_PROBLEM DETAILS_
Each line of the material below should be reproduced exactly.
------------------------------
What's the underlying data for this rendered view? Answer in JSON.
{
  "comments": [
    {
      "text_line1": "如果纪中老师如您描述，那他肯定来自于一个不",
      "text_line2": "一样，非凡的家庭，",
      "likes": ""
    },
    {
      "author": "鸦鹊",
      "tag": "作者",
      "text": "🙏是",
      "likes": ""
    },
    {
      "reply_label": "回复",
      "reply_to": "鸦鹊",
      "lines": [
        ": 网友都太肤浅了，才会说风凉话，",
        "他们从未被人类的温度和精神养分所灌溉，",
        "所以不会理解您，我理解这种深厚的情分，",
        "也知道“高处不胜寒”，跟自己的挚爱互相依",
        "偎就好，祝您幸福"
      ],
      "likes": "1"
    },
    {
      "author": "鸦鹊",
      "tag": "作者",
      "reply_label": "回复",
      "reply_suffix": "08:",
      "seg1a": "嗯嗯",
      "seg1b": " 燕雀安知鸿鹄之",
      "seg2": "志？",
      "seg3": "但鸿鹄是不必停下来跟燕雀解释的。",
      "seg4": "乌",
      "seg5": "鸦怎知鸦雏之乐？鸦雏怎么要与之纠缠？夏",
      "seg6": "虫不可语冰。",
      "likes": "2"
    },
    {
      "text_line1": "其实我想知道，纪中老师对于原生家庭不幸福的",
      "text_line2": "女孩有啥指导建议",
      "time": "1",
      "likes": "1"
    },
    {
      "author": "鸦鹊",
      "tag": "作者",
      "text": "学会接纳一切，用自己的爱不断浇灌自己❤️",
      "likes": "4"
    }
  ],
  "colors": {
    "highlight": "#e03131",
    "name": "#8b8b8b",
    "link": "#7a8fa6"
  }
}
------------------------------
_EXERCISE ANSWER_
What's the underlying data for this rendered view? Answer in JSON.
{
  "comments": [
    {
      "text_line1": "如果纪中老师如您描述，那他肯定来自于一个不",
      "text_line2": "一样，非凡的家庭，",
      "likes": ""
    },
    {
      "author": "鸦鹊",
      "tag": "作者",
      "text": "🙏是",
      "likes": ""
    },
    {
      "reply_label": "回复",
      "reply_to": "鸦鹊",
      "lines": [
        ": 网友都太肤浅了，才会说风凉话，",
        "他们从未被人类的温度和精神养分所灌溉，",
        "所以不会理解您，我理解这种深厚的情分，",
        "也知道“高处不胜寒”，跟自己的挚爱互相依",
        "偎就好，祝您幸福"
      ],
      "likes": "1"
    },
    {
      "author": "鸦鹊",
      "tag": "作者",
      "reply_label": "回复",
      "reply_suffix": "08:",
      "seg1a": "嗯嗯",
      "seg1b": " 燕雀安知鸿鹄之",
      "seg2": "志？",
      "seg3": "但鸿鹄是不必停下来跟燕雀解释的。",
      "seg4": "乌",
      "seg5": "鸦怎知鸦雏之乐？鸦雏怎么要与之纠缠？夏",
      "seg6": "虫不可语冰。",
      "likes": "2"
    },
    {
      "text_line1": "其实我想知道，纪中老师对于原生家庭不幸福的",
      "text_line2": "女孩有啥指导建议",
      "time": "1",
      "likes": "1"
    },
    {
      "author": "鸦鹊",
      "tag": "作者",
      "text": "学会接纳一切，用自己的爱不断浇灌自己❤️",
      "likes": "4"
    }
  ],
  "colors": {
    "highlight": "#e03131",
    "name": "#8b8b8b",
    "link": "#7a8fa6"
  }
}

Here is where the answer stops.